▸ **Exercise**
Copy the records that follow exactly as written, but not their pictures.

▸ **Information given**

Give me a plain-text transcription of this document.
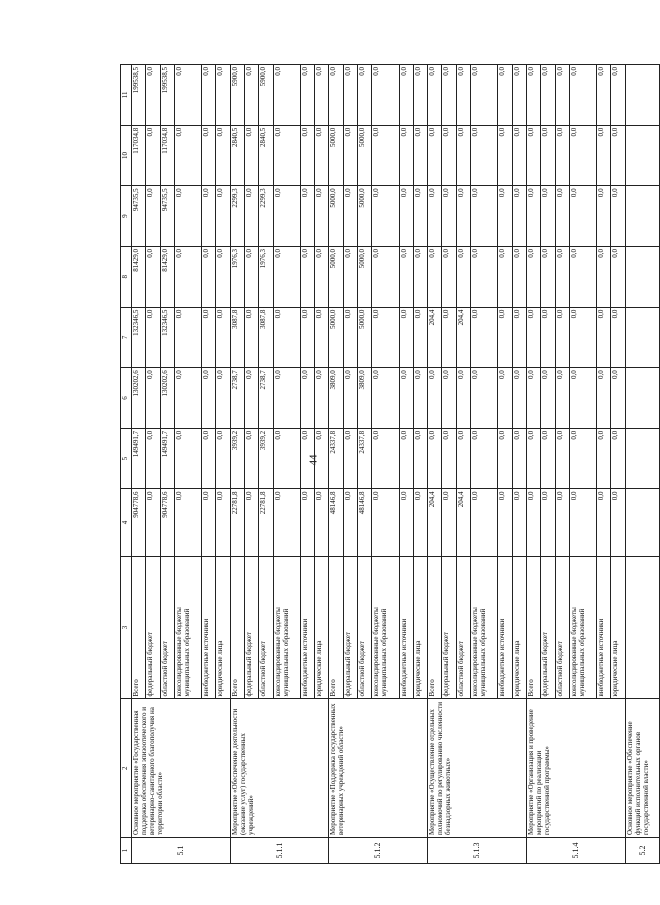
44
1	2	3	4	5	6	7	8	9	10	11
5.1	Основное мероприятие «Государственная поддержка обеспечения эпизоотического и ветеринарно-санитарного благополучия на территории области»	Всего	904778,6	149491,7	130202,6	132346,5	81429,0	94735,5	117034,8	199538,5
		федеральный бюджет	0,0	0,0	0,0	0,0	0,0	0,0	0,0	0,0
		областной бюджет	904778,6	149491,7	130202,6	132346,5	81429,0	94735,5	117034,8	199538,5
		консолидированные бюджеты муниципальных образований	0,0	0,0	0,0	0,0	0,0	0,0	0,0	0,0
		внебюджетные источники	0,0	0,0	0,0	0,0	0,0	0,0	0,0	0,0
		юридические лица	0,0	0,0	0,0	0,0	0,0	0,0	0,0	0,0
5.1.1	Мероприятие «Обеспечение деятельности (оказание услуг) государственных учреждений»	Всего	22781,8	3939,2	2738,7	3087,8	1976,3	2299,3	2840,5	5900,0
		федеральный бюджет	0,0	0,0	0,0	0,0	0,0	0,0	0,0	0,0
		областной бюджет	22781,8	3939,2	2738,7	3087,8	1976,3	2299,3	2840,5	5900,0
		консолидированные бюджеты муниципальных образований	0,0	0,0	0,0	0,0	0,0	0,0	0,0	0,0
		внебюджетные источники	0,0	0,0	0,0	0,0	0,0	0,0	0,0	0,0
		юридические лица	0,0	0,0	0,0	0,0	0,0	0,0	0,0	0,0
5.1.2	Мероприятие «Поддержка государственных ветеринарных учреждений области»	Всего	48146,8	24337,8	3809,0	5000,0	5000,0	5000,0	5000,0	0,0
		федеральный бюджет	0,0	0,0	0,0	0,0	0,0	0,0	0,0	0,0
		областной бюджет	48146,8	24337,8	3809,0	5000,0	5000,0	5000,0	5000,0	0,0
		консолидированные бюджеты муниципальных образований	0,0	0,0	0,0	0,0	0,0	0,0	0,0	0,0
		внебюджетные источники	0,0	0,0	0,0	0,0	0,0	0,0	0,0	0,0
		юридические лица	0,0	0,0	0,0	0,0	0,0	0,0	0,0	0,0
5.1.3	Мероприятие «Осуществление отдельных полномочий по регулированию численности безнадзорных животных»	Всего	204,4	0,0	0,0	204,4	0,0	0,0	0,0	0,0
		федеральный бюджет	0,0	0,0	0,0	0,0	0,0	0,0	0,0	0,0
		областной бюджет	204,4	0,0	0,0	204,4	0,0	0,0	0,0	0,0
		консолидированные бюджеты муниципальных образований	0,0	0,0	0,0	0,0	0,0	0,0	0,0	0,0
		внебюджетные источники	0,0	0,0	0,0	0,0	0,0	0,0	0,0	0,0
		юридические лица	0,0	0,0	0,0	0,0	0,0	0,0	0,0	0,0
5.1.4	Мероприятие «Организация и проведение мероприятий по реализации государственной программы»	Всего	0,0	0,0	0,0	0,0	0,0	0,0	0,0	0,0
		федеральный бюджет	0,0	0,0	0,0	0,0	0,0	0,0	0,0	0,0
		областной бюджет	0,0	0,0	0,0	0,0	0,0	0,0	0,0	0,0
		консолидированные бюджеты муниципальных образований	0,0	0,0	0,0	0,0	0,0	0,0	0,0	0,0
		внебюджетные источники	0,0	0,0	0,0	0,0	0,0	0,0	0,0	0,0
		юридические лица	0,0	0,0	0,0	0,0	0,0	0,0	0,0	0,0
5.2	Основное мероприятие «Обеспечение функций исполнительных органов государственной власти»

▸ **Final answer**
Give me a plain-text transcription of this document.
44
1	2	3	4	5	6	7	8	9	10	11
5.1	Основное мероприятие «Государственная поддержка обеспечения эпизоотического и ветеринарно-санитарного благополучия на территории области»	Всего	904778,6	149491,7	130202,6	132346,5	81429,0	94735,5	117034,8	199538,5
		федеральный бюджет	0,0	0,0	0,0	0,0	0,0	0,0	0,0	0,0
		областной бюджет	904778,6	149491,7	130202,6	132346,5	81429,0	94735,5	117034,8	199538,5
		консолидированные бюджеты муниципальных образований	0,0	0,0	0,0	0,0	0,0	0,0	0,0	0,0
		внебюджетные источники	0,0	0,0	0,0	0,0	0,0	0,0	0,0	0,0
		юридические лица	0,0	0,0	0,0	0,0	0,0	0,0	0,0	0,0
5.1.1	Мероприятие «Обеспечение деятельности (оказание услуг) государственных учреждений»	Всего	22781,8	3939,2	2738,7	3087,8	1976,3	2299,3	2840,5	5900,0
		федеральный бюджет	0,0	0,0	0,0	0,0	0,0	0,0	0,0	0,0
		областной бюджет	22781,8	3939,2	2738,7	3087,8	1976,3	2299,3	2840,5	5900,0
		консолидированные бюджеты муниципальных образований	0,0	0,0	0,0	0,0	0,0	0,0	0,0	0,0
		внебюджетные источники	0,0	0,0	0,0	0,0	0,0	0,0	0,0	0,0
		юридические лица	0,0	0,0	0,0	0,0	0,0	0,0	0,0	0,0
5.1.2	Мероприятие «Поддержка государственных ветеринарных учреждений области»	Всего	48146,8	24337,8	3809,0	5000,0	5000,0	5000,0	5000,0	0,0
		федеральный бюджет	0,0	0,0	0,0	0,0	0,0	0,0	0,0	0,0
		областной бюджет	48146,8	24337,8	3809,0	5000,0	5000,0	5000,0	5000,0	0,0
		консолидированные бюджеты муниципальных образований	0,0	0,0	0,0	0,0	0,0	0,0	0,0	0,0
		внебюджетные источники	0,0	0,0	0,0	0,0	0,0	0,0	0,0	0,0
		юридические лица	0,0	0,0	0,0	0,0	0,0	0,0	0,0	0,0
5.1.3	Мероприятие «Осуществление отдельных полномочий по регулированию численности безнадзорных животных»	Всего	204,4	0,0	0,0	204,4	0,0	0,0	0,0	0,0
		федеральный бюджет	0,0	0,0	0,0	0,0	0,0	0,0	0,0	0,0
		областной бюджет	204,4	0,0	0,0	204,4	0,0	0,0	0,0	0,0
		консолидированные бюджеты муниципальных образований	0,0	0,0	0,0	0,0	0,0	0,0	0,0	0,0
		внебюджетные источники	0,0	0,0	0,0	0,0	0,0	0,0	0,0	0,0
		юридические лица	0,0	0,0	0,0	0,0	0,0	0,0	0,0	0,0
5.1.4	Мероприятие «Организация и проведение мероприятий по реализации государственной программы»	Всего	0,0	0,0	0,0	0,0	0,0	0,0	0,0	0,0
		федеральный бюджет	0,0	0,0	0,0	0,0	0,0	0,0	0,0	0,0
		областной бюджет	0,0	0,0	0,0	0,0	0,0	0,0	0,0	0,0
		консолидированные бюджеты муниципальных образований	0,0	0,0	0,0	0,0	0,0	0,0	0,0	0,0
		внебюджетные источники	0,0	0,0	0,0	0,0	0,0	0,0	0,0	0,0
		юридические лица	0,0	0,0	0,0	0,0	0,0	0,0	0,0	0,0
5.2	Основное мероприятие «Обеспечение функций исполнительных органов государственной власти»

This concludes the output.